» **Action item**
Copy, from the material below, each line that contains the word "Comorbidity".

= Beginning of Section =

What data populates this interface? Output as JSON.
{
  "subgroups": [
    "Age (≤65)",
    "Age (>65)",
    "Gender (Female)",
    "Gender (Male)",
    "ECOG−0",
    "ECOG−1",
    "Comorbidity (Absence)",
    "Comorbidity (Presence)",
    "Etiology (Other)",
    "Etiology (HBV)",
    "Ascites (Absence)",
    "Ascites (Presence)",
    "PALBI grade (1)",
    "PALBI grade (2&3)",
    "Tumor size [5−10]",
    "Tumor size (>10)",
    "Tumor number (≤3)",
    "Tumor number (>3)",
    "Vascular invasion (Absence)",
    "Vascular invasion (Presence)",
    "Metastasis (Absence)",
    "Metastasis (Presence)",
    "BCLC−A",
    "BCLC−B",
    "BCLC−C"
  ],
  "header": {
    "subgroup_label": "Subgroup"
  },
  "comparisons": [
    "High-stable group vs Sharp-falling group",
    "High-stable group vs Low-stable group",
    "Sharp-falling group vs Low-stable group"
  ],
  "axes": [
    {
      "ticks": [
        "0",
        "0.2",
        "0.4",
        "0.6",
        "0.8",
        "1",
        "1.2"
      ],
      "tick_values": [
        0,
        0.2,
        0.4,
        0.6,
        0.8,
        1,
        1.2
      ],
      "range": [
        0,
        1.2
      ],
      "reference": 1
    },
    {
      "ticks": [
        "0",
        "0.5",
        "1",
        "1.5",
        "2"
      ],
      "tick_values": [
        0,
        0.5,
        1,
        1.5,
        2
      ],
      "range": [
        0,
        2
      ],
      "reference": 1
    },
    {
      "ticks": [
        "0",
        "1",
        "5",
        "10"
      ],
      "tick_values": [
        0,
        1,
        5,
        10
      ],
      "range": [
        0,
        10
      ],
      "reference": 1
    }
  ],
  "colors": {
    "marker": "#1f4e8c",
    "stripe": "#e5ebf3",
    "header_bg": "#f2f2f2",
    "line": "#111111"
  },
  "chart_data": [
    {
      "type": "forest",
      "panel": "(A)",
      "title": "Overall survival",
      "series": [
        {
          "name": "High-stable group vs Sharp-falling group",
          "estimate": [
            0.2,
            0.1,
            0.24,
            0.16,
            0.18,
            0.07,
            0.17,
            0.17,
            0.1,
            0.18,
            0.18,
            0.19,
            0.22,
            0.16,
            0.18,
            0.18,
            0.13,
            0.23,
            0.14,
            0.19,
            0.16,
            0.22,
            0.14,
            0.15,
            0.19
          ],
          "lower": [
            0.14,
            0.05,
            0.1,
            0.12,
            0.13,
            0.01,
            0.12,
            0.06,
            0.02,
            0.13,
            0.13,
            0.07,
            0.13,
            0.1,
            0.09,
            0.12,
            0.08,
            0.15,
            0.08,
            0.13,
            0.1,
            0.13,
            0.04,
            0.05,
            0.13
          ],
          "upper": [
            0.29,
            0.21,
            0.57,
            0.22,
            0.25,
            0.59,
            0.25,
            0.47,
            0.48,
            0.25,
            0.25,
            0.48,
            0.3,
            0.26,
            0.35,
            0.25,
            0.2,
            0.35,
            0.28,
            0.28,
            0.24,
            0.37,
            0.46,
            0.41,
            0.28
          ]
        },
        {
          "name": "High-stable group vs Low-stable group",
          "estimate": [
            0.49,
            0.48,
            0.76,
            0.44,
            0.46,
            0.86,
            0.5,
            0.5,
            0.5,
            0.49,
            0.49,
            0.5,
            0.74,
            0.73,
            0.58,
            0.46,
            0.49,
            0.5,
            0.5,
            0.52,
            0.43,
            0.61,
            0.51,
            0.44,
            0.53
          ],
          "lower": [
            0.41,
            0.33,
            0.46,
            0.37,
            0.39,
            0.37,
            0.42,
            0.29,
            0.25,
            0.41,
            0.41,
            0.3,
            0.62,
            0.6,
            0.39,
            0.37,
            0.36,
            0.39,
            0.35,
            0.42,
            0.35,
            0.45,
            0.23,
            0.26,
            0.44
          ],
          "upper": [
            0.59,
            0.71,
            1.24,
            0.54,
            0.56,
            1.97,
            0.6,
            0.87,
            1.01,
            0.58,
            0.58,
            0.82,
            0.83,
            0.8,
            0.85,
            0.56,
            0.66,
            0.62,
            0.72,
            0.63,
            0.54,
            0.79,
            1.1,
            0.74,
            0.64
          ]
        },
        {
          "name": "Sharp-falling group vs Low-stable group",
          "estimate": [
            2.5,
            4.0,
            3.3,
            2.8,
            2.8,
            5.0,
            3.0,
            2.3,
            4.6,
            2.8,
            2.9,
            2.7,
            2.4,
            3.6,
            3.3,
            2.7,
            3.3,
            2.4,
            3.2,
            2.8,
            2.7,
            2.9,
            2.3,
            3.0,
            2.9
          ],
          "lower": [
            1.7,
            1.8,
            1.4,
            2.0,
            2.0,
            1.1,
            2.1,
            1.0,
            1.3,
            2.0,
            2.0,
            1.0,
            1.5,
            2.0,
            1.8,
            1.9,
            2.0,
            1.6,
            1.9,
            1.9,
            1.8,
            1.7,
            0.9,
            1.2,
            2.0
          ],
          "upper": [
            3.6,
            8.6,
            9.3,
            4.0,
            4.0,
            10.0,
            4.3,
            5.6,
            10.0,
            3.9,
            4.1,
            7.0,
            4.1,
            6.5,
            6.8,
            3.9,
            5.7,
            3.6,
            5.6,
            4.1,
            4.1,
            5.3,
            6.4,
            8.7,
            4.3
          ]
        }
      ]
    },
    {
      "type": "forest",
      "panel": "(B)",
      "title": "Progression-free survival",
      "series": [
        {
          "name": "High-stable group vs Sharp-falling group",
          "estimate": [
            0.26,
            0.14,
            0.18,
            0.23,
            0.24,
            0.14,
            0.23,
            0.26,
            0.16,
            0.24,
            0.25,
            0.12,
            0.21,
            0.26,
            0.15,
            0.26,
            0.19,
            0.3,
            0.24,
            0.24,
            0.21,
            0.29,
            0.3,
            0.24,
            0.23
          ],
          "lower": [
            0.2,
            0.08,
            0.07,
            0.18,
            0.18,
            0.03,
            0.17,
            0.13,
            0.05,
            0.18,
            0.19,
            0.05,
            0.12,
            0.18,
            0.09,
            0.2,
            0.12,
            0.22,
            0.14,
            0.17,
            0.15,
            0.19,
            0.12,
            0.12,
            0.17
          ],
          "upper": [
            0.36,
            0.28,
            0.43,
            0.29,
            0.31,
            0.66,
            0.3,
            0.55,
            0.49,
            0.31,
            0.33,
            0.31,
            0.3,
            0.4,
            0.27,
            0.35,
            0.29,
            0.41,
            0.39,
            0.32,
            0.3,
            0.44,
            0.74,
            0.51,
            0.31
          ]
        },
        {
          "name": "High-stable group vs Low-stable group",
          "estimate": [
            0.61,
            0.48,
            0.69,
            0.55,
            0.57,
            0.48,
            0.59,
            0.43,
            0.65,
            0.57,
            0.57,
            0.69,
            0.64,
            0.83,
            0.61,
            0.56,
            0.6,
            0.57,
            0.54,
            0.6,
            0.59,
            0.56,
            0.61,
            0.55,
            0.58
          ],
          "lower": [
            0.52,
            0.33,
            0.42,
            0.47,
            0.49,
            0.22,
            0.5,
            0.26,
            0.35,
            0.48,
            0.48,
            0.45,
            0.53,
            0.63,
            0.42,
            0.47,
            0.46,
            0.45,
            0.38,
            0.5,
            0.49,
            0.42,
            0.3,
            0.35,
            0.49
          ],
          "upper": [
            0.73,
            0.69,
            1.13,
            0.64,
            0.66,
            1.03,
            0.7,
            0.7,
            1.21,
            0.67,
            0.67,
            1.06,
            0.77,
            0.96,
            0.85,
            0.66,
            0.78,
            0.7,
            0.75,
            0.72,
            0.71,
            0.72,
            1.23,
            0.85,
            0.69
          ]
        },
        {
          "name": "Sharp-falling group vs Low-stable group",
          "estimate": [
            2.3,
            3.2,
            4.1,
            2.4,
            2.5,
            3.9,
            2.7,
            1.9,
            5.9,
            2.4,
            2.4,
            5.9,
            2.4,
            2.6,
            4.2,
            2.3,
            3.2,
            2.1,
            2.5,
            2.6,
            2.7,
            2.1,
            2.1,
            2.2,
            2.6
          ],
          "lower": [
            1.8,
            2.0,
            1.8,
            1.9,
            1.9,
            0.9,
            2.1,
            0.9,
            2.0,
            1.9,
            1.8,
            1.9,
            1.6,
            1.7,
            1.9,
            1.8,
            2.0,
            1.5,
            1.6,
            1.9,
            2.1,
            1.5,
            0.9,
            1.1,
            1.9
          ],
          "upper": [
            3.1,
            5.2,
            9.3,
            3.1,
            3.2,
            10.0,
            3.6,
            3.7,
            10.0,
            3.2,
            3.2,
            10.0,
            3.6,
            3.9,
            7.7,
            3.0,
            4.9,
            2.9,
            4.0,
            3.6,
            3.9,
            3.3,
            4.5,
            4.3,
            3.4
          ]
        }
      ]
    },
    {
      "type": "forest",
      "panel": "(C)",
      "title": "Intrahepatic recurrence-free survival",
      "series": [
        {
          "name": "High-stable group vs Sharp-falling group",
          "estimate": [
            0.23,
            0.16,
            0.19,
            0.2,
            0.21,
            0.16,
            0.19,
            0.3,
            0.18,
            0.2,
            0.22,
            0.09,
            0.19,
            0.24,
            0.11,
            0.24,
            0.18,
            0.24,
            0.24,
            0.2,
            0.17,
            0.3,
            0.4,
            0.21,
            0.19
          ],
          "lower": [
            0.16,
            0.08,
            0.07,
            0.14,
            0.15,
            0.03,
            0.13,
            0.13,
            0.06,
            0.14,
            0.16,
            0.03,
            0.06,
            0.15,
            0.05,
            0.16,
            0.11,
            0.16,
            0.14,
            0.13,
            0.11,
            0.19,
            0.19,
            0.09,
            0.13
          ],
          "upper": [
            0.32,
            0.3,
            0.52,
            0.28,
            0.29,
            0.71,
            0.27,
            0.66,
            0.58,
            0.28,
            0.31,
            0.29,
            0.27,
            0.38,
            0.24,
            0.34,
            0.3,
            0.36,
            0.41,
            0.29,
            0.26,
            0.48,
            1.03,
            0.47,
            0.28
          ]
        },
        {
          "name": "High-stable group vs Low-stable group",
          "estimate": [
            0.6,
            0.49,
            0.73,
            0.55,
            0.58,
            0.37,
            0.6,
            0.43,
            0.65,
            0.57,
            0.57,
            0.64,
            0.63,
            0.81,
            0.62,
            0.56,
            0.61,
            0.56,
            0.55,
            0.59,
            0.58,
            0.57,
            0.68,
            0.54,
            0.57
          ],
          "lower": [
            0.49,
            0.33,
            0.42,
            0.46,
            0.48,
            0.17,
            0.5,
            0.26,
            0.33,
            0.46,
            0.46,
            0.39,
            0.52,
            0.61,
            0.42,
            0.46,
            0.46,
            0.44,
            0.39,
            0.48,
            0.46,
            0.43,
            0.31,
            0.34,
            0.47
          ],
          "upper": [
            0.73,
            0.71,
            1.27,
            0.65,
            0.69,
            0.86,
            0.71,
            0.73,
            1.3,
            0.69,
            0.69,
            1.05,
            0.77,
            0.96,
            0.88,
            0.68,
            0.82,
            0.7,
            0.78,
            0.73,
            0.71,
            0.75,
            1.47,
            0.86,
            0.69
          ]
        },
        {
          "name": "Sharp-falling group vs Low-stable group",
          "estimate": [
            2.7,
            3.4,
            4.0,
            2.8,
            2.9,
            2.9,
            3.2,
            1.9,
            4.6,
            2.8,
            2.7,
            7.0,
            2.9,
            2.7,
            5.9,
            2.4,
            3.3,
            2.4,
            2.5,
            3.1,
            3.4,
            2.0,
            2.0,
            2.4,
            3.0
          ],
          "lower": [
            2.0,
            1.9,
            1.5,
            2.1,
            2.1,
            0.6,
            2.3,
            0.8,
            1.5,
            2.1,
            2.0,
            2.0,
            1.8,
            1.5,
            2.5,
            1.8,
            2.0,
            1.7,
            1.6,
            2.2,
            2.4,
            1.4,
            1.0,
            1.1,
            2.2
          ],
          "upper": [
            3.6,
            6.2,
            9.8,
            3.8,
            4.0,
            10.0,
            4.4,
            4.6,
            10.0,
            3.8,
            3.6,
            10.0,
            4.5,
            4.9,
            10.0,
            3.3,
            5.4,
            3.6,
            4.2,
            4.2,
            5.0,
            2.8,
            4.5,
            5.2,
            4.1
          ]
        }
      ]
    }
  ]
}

= End of Section =

» **Exercise solution**
    "Comorbidity (Absence)",
    "Comorbidity (Presence)",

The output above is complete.